Figure data in JSON:
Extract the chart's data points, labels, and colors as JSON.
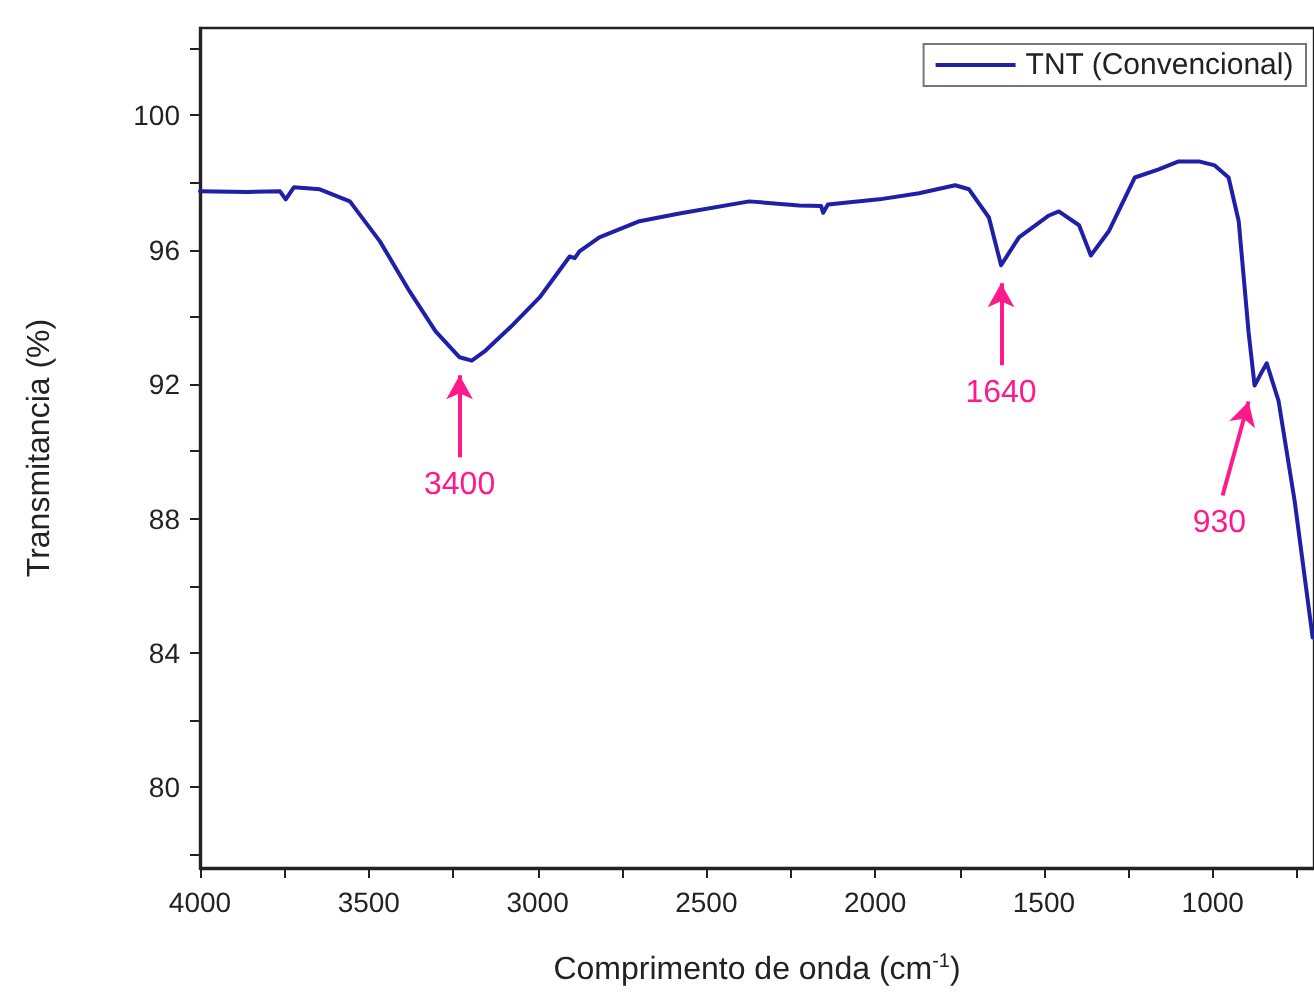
{
  "chart_data": {
    "type": "line",
    "xlabel": "Comprimento de onda (cm$^{-1}$)",
    "ylabel": "Transmitancia (%)",
    "legend": "top right",
    "marker": "none",
    "xlim": [
      4000,
      700
    ],
    "ylim": [
      77.6,
      102.6
    ],
    "xticks": [
      4000,
      {
        "value": 3750,
        "label": null
      },
      3500,
      {
        "value": 3250,
        "label": null
      },
      3000,
      {
        "value": 2750,
        "label": null
      },
      2500,
      {
        "value": 2250,
        "label": null
      },
      2000,
      {
        "value": 1750,
        "label": null
      },
      1500,
      {
        "value": 1250,
        "label": null
      },
      1000,
      {
        "value": 750,
        "label": null
      }
    ],
    "yticks": [
      {
        "value": 78,
        "label": null
      },
      80,
      {
        "value": 82,
        "label": null
      },
      84,
      {
        "value": 86,
        "label": null
      },
      88,
      {
        "value": 90,
        "label": null
      },
      92,
      {
        "value": 94,
        "label": null
      },
      96,
      {
        "value": 98,
        "label": null
      },
      100,
      {
        "value": 102,
        "label": null
      }
    ],
    "series": [
      {
        "name": "TNT (Convencional)",
        "color": "#1f1fa8",
        "x": [
          4000,
          3860,
          3763,
          3746,
          3722,
          3645,
          3556,
          3467,
          3379,
          3302,
          3231,
          3195,
          3154,
          3080,
          2994,
          2905,
          2890,
          2876,
          2817,
          2698,
          2580,
          2373,
          2225,
          2160,
          2154,
          2140,
          1988,
          1870,
          1763,
          1722,
          1663,
          1627,
          1574,
          1485,
          1456,
          1396,
          1361,
          1308,
          1231,
          1160,
          1101,
          1041,
          994,
          953,
          923,
          894,
          876,
          858,
          840,
          805,
          757,
          704
        ],
        "values": [
          97.74,
          97.72,
          97.74,
          97.5,
          97.86,
          97.8,
          97.44,
          96.25,
          94.76,
          93.57,
          92.8,
          92.7,
          93.0,
          93.7,
          94.58,
          95.8,
          95.75,
          95.95,
          96.37,
          96.85,
          97.08,
          97.44,
          97.32,
          97.3,
          97.1,
          97.35,
          97.5,
          97.68,
          97.92,
          97.8,
          96.96,
          95.54,
          96.37,
          97.02,
          97.14,
          96.73,
          95.83,
          96.55,
          98.15,
          98.39,
          98.63,
          98.63,
          98.51,
          98.15,
          96.85,
          93.57,
          91.96,
          92.3,
          92.62,
          91.5,
          88.5,
          84.46
        ]
      }
    ],
    "annotations": [
      {
        "text": "3400",
        "x": 3231,
        "y": 92.8
      },
      {
        "text": "1640",
        "x": 1627,
        "y": 95.54
      },
      {
        "text": "930",
        "x": 876,
        "y": 91.96
      }
    ]
  }
}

■ Task details
All records above are to be printed exactly, minus the pictures they contain.

■ Task response
Extract the chart's data points, labels, and colors as JSON.
{
  "chart_data": {
    "type": "line",
    "xlabel": "Comprimento de onda (cm$^{-1}$)",
    "ylabel": "Transmitancia (%)",
    "legend": "top right",
    "marker": "none",
    "xlim": [
      4000,
      700
    ],
    "ylim": [
      77.6,
      102.6
    ],
    "xticks": [
      4000,
      {
        "value": 3750,
        "label": null
      },
      3500,
      {
        "value": 3250,
        "label": null
      },
      3000,
      {
        "value": 2750,
        "label": null
      },
      2500,
      {
        "value": 2250,
        "label": null
      },
      2000,
      {
        "value": 1750,
        "label": null
      },
      1500,
      {
        "value": 1250,
        "label": null
      },
      1000,
      {
        "value": 750,
        "label": null
      }
    ],
    "yticks": [
      {
        "value": 78,
        "label": null
      },
      80,
      {
        "value": 82,
        "label": null
      },
      84,
      {
        "value": 86,
        "label": null
      },
      88,
      {
        "value": 90,
        "label": null
      },
      92,
      {
        "value": 94,
        "label": null
      },
      96,
      {
        "value": 98,
        "label": null
      },
      100,
      {
        "value": 102,
        "label": null
      }
    ],
    "series": [
      {
        "name": "TNT (Convencional)",
        "color": "#1f1fa8",
        "x": [
          4000,
          3860,
          3763,
          3746,
          3722,
          3645,
          3556,
          3467,
          3379,
          3302,
          3231,
          3195,
          3154,
          3080,
          2994,
          2905,
          2890,
          2876,
          2817,
          2698,
          2580,
          2373,
          2225,
          2160,
          2154,
          2140,
          1988,
          1870,
          1763,
          1722,
          1663,
          1627,
          1574,
          1485,
          1456,
          1396,
          1361,
          1308,
          1231,
          1160,
          1101,
          1041,
          994,
          953,
          923,
          894,
          876,
          858,
          840,
          805,
          757,
          704
        ],
        "values": [
          97.74,
          97.72,
          97.74,
          97.5,
          97.86,
          97.8,
          97.44,
          96.25,
          94.76,
          93.57,
          92.8,
          92.7,
          93.0,
          93.7,
          94.58,
          95.8,
          95.75,
          95.95,
          96.37,
          96.85,
          97.08,
          97.44,
          97.32,
          97.3,
          97.1,
          97.35,
          97.5,
          97.68,
          97.92,
          97.8,
          96.96,
          95.54,
          96.37,
          97.02,
          97.14,
          96.73,
          95.83,
          96.55,
          98.15,
          98.39,
          98.63,
          98.63,
          98.51,
          98.15,
          96.85,
          93.57,
          91.96,
          92.3,
          92.62,
          91.5,
          88.5,
          84.46
        ]
      }
    ],
    "annotations": [
      {
        "text": "3400",
        "x": 3231,
        "y": 92.8
      },
      {
        "text": "1640",
        "x": 1627,
        "y": 95.54
      },
      {
        "text": "930",
        "x": 876,
        "y": 91.96
      }
    ]
  }
}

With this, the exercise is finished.